------ Data rows

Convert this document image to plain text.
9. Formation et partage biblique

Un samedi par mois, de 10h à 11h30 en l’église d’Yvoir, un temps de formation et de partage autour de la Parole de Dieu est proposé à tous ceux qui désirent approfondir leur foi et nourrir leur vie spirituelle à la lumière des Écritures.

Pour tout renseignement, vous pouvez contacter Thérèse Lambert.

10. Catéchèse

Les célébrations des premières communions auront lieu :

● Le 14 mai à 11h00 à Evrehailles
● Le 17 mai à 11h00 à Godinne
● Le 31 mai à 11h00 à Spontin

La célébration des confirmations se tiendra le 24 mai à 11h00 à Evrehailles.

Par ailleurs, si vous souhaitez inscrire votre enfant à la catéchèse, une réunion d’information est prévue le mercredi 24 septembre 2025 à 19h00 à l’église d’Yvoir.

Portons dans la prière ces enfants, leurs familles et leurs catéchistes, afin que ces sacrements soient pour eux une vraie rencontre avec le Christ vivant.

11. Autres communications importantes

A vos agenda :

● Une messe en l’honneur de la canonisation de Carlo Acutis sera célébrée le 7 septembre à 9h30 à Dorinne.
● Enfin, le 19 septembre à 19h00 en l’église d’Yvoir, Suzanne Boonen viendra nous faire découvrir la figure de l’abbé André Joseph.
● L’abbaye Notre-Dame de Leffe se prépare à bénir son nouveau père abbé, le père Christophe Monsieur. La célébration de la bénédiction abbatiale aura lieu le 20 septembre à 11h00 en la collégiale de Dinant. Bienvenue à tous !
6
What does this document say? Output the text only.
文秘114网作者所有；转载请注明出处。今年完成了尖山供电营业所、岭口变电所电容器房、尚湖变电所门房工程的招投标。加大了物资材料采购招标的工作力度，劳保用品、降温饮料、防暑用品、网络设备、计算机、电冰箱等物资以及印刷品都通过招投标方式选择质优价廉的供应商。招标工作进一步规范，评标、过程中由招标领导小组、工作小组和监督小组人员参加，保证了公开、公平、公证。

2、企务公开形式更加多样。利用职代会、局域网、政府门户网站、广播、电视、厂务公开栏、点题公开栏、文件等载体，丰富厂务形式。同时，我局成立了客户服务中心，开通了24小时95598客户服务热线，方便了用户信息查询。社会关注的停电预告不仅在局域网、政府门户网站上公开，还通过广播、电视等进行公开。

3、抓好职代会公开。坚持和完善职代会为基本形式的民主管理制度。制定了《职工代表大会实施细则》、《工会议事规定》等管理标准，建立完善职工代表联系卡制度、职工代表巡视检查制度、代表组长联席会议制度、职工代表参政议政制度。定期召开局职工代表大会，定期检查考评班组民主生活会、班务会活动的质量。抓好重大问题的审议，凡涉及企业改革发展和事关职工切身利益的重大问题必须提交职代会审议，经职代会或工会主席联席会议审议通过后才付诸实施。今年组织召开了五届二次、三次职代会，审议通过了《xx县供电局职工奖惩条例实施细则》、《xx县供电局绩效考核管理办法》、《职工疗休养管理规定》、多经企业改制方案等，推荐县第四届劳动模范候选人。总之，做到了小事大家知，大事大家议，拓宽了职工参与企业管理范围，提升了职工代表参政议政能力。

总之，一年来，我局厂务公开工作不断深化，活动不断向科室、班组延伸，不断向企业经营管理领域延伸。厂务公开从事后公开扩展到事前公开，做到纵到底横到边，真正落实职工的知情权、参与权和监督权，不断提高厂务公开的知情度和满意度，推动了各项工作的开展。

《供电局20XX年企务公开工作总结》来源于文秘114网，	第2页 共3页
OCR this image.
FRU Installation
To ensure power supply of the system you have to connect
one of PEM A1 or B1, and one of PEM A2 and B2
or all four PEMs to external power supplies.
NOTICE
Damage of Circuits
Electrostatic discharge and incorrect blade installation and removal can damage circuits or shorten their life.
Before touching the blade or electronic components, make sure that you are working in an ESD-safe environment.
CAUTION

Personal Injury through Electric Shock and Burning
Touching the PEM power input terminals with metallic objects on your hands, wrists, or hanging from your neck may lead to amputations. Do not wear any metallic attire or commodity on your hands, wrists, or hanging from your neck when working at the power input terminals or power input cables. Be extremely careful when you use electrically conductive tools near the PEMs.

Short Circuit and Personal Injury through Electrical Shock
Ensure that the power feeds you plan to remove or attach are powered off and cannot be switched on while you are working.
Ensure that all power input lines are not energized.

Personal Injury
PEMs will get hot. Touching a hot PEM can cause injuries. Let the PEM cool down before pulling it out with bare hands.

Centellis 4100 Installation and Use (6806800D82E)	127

------------

Restate the data above word for word.

Convert this document image to plain text.
9. Formation et partage biblique

Un samedi par mois, de 10h à 11h30 en l’église d’Yvoir, un temps de formation et de partage autour de la Parole de Dieu est proposé à tous ceux qui désirent approfondir leur foi et nourrir leur vie spirituelle à la lumière des Écritures.

Pour tout renseignement, vous pouvez contacter Thérèse Lambert.

10. Catéchèse

Les célébrations des premières communions auront lieu :

● Le 14 mai à 11h00 à Evrehailles
● Le 17 mai à 11h00 à Godinne
● Le 31 mai à 11h00 à Spontin

La célébration des confirmations se tiendra le 24 mai à 11h00 à Evrehailles.

Par ailleurs, si vous souhaitez inscrire votre enfant à la catéchèse, une réunion d’information est prévue le mercredi 24 septembre 2025 à 19h00 à l’église d’Yvoir.

Portons dans la prière ces enfants, leurs familles et leurs catéchistes, afin que ces sacrements soient pour eux une vraie rencontre avec le Christ vivant.

11. Autres communications importantes

A vos agenda :

● Une messe en l’honneur de la canonisation de Carlo Acutis sera célébrée le 7 septembre à 9h30 à Dorinne.
● Enfin, le 19 septembre à 19h00 en l’église d’Yvoir, Suzanne Boonen viendra nous faire découvrir la figure de l’abbé André Joseph.
● L’abbaye Notre-Dame de Leffe se prépare à bénir son nouveau père abbé, le père Christophe Monsieur. La célébration de la bénédiction abbatiale aura lieu le 20 septembre à 11h00 en la collégiale de Dinant. Bienvenue à tous !
6
What does this document say? Output the text only.
文秘114网作者所有；转载请注明出处。今年完成了尖山供电营业所、岭口变电所电容器房、尚湖变电所门房工程的招投标。加大了物资材料采购招标的工作力度，劳保用品、降温饮料、防暑用品、网络设备、计算机、电冰箱等物资以及印刷品都通过招投标方式选择质优价廉的供应商。招标工作进一步规范，评标、过程中由招标领导小组、工作小组和监督小组人员参加，保证了公开、公平、公证。

2、企务公开形式更加多样。利用职代会、局域网、政府门户网站、广播、电视、厂务公开栏、点题公开栏、文件等载体，丰富厂务形式。同时，我局成立了客户服务中心，开通了24小时95598客户服务热线，方便了用户信息查询。社会关注的停电预告不仅在局域网、政府门户网站上公开，还通过广播、电视等进行公开。

3、抓好职代会公开。坚持和完善职代会为基本形式的民主管理制度。制定了《职工代表大会实施细则》、《工会议事规定》等管理标准，建立完善职工代表联系卡制度、职工代表巡视检查制度、代表组长联席会议制度、职工代表参政议政制度。定期召开局职工代表大会，定期检查考评班组民主生活会、班务会活动的质量。抓好重大问题的审议，凡涉及企业改革发展和事关职工切身利益的重大问题必须提交职代会审议，经职代会或工会主席联席会议审议通过后才付诸实施。今年组织召开了五届二次、三次职代会，审议通过了《xx县供电局职工奖惩条例实施细则》、《xx县供电局绩效考核管理办法》、《职工疗休养管理规定》、多经企业改制方案等，推荐县第四届劳动模范候选人。总之，做到了小事大家知，大事大家议，拓宽了职工参与企业管理范围，提升了职工代表参政议政能力。

总之，一年来，我局厂务公开工作不断深化，活动不断向科室、班组延伸，不断向企业经营管理领域延伸。厂务公开从事后公开扩展到事前公开，做到纵到底横到边，真正落实职工的知情权、参与权和监督权，不断提高厂务公开的知情度和满意度，推动了各项工作的开展。

《供电局20XX年企务公开工作总结》来源于文秘114网，	第2页 共3页
OCR this image.
FRU Installation
To ensure power supply of the system you have to connect
one of PEM A1 or B1, and one of PEM A2 and B2
or all four PEMs to external power supplies.
NOTICE
Damage of Circuits
Electrostatic discharge and incorrect blade installation and removal can damage circuits or shorten their life.
Before touching the blade or electronic components, make sure that you are working in an ESD-safe environment.
CAUTION

Personal Injury through Electric Shock and Burning
Touching the PEM power input terminals with metallic objects on your hands, wrists, or hanging from your neck may lead to amputations. Do not wear any metallic attire or commodity on your hands, wrists, or hanging from your neck when working at the power input terminals or power input cables. Be extremely careful when you use electrically conductive tools near the PEMs.

Short Circuit and Personal Injury through Electrical Shock
Ensure that the power feeds you plan to remove or attach are powered off and cannot be switched on while you are working.
Ensure that all power input lines are not energized.

Personal Injury
PEMs will get hot. Touching a hot PEM can cause injuries. Let the PEM cool down before pulling it out with bare hands.

Centellis 4100 Installation and Use (6806800D82E)	127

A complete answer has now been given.